### Records for this exercise
## begin

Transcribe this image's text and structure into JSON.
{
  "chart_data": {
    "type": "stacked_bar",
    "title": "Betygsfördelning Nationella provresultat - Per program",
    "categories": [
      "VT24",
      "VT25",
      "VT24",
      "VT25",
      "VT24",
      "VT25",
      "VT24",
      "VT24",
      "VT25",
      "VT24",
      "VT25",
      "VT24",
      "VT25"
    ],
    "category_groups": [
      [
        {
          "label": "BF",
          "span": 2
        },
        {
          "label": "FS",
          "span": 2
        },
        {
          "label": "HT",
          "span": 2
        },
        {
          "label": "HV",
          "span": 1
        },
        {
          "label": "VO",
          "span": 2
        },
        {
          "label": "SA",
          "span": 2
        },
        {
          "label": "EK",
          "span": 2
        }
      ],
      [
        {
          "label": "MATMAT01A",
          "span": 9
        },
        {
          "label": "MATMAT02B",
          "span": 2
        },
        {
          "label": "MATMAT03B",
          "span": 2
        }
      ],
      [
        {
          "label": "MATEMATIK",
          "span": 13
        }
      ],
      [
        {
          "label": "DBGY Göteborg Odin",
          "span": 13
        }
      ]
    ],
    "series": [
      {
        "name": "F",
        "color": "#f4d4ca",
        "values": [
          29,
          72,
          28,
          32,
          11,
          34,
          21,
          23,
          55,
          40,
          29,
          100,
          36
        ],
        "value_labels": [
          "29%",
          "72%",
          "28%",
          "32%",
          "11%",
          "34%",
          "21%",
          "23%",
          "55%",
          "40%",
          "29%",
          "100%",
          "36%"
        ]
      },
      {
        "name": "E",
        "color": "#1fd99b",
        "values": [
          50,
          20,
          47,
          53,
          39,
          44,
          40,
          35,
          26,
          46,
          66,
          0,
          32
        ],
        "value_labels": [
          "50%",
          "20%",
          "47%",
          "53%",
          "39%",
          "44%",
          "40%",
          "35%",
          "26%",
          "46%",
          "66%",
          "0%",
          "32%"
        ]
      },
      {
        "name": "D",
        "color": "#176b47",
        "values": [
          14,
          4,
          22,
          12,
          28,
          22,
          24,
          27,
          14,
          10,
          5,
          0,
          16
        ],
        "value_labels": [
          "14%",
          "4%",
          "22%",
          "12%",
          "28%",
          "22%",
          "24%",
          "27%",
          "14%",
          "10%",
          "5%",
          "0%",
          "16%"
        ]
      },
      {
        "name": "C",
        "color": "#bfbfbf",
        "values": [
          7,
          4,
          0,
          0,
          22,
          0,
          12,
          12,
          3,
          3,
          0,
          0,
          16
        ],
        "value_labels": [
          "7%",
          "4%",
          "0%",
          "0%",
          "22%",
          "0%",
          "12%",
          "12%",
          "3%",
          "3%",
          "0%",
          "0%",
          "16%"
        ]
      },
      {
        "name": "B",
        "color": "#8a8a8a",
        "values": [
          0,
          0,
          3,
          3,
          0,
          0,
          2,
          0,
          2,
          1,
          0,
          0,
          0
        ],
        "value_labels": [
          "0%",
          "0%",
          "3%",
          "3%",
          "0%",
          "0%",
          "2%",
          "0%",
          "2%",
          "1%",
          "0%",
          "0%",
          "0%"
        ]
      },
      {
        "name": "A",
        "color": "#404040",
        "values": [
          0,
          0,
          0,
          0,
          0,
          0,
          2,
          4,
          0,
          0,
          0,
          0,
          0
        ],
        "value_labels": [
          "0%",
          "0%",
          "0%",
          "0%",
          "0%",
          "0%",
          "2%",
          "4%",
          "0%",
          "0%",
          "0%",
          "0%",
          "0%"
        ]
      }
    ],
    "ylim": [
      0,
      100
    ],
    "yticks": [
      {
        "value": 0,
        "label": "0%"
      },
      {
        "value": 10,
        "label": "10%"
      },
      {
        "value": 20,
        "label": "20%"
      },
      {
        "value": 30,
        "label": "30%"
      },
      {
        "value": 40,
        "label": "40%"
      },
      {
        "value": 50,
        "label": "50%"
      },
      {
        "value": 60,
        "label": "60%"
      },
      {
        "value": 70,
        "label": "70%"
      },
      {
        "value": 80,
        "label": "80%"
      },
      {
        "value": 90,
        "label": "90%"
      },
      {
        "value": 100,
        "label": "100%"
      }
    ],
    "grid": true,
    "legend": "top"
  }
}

## end

### Stated goal
Give back the whole listing exactly as it reads.

### Answer in full
Transcribe this image's text and structure into JSON.
{
  "chart_data": {
    "type": "stacked_bar",
    "title": "Betygsfördelning Nationella provresultat - Per program",
    "categories": [
      "VT24",
      "VT25",
      "VT24",
      "VT25",
      "VT24",
      "VT25",
      "VT24",
      "VT24",
      "VT25",
      "VT24",
      "VT25",
      "VT24",
      "VT25"
    ],
    "category_groups": [
      [
        {
          "label": "BF",
          "span": 2
        },
        {
          "label": "FS",
          "span": 2
        },
        {
          "label": "HT",
          "span": 2
        },
        {
          "label": "HV",
          "span": 1
        },
        {
          "label": "VO",
          "span": 2
        },
        {
          "label": "SA",
          "span": 2
        },
        {
          "label": "EK",
          "span": 2
        }
      ],
      [
        {
          "label": "MATMAT01A",
          "span": 9
        },
        {
          "label": "MATMAT02B",
          "span": 2
        },
        {
          "label": "MATMAT03B",
          "span": 2
        }
      ],
      [
        {
          "label": "MATEMATIK",
          "span": 13
        }
      ],
      [
        {
          "label": "DBGY Göteborg Odin",
          "span": 13
        }
      ]
    ],
    "series": [
      {
        "name": "F",
        "color": "#f4d4ca",
        "values": [
          29,
          72,
          28,
          32,
          11,
          34,
          21,
          23,
          55,
          40,
          29,
          100,
          36
        ],
        "value_labels": [
          "29%",
          "72%",
          "28%",
          "32%",
          "11%",
          "34%",
          "21%",
          "23%",
          "55%",
          "40%",
          "29%",
          "100%",
          "36%"
        ]
      },
      {
        "name": "E",
        "color": "#1fd99b",
        "values": [
          50,
          20,
          47,
          53,
          39,
          44,
          40,
          35,
          26,
          46,
          66,
          0,
          32
        ],
        "value_labels": [
          "50%",
          "20%",
          "47%",
          "53%",
          "39%",
          "44%",
          "40%",
          "35%",
          "26%",
          "46%",
          "66%",
          "0%",
          "32%"
        ]
      },
      {
        "name": "D",
        "color": "#176b47",
        "values": [
          14,
          4,
          22,
          12,
          28,
          22,
          24,
          27,
          14,
          10,
          5,
          0,
          16
        ],
        "value_labels": [
          "14%",
          "4%",
          "22%",
          "12%",
          "28%",
          "22%",
          "24%",
          "27%",
          "14%",
          "10%",
          "5%",
          "0%",
          "16%"
        ]
      },
      {
        "name": "C",
        "color": "#bfbfbf",
        "values": [
          7,
          4,
          0,
          0,
          22,
          0,
          12,
          12,
          3,
          3,
          0,
          0,
          16
        ],
        "value_labels": [
          "7%",
          "4%",
          "0%",
          "0%",
          "22%",
          "0%",
          "12%",
          "12%",
          "3%",
          "3%",
          "0%",
          "0%",
          "16%"
        ]
      },
      {
        "name": "B",
        "color": "#8a8a8a",
        "values": [
          0,
          0,
          3,
          3,
          0,
          0,
          2,
          0,
          2,
          1,
          0,
          0,
          0
        ],
        "value_labels": [
          "0%",
          "0%",
          "3%",
          "3%",
          "0%",
          "0%",
          "2%",
          "0%",
          "2%",
          "1%",
          "0%",
          "0%",
          "0%"
        ]
      },
      {
        "name": "A",
        "color": "#404040",
        "values": [
          0,
          0,
          0,
          0,
          0,
          0,
          2,
          4,
          0,
          0,
          0,
          0,
          0
        ],
        "value_labels": [
          "0%",
          "0%",
          "0%",
          "0%",
          "0%",
          "0%",
          "2%",
          "4%",
          "0%",
          "0%",
          "0%",
          "0%",
          "0%"
        ]
      }
    ],
    "ylim": [
      0,
      100
    ],
    "yticks": [
      {
        "value": 0,
        "label": "0%"
      },
      {
        "value": 10,
        "label": "10%"
      },
      {
        "value": 20,
        "label": "20%"
      },
      {
        "value": 30,
        "label": "30%"
      },
      {
        "value": 40,
        "label": "40%"
      },
      {
        "value": 50,
        "label": "50%"
      },
      {
        "value": 60,
        "label": "60%"
      },
      {
        "value": 70,
        "label": "70%"
      },
      {
        "value": 80,
        "label": "80%"
      },
      {
        "value": 90,
        "label": "90%"
      },
      {
        "value": 100,
        "label": "100%"
      }
    ],
    "grid": true,
    "legend": "top"
  }
}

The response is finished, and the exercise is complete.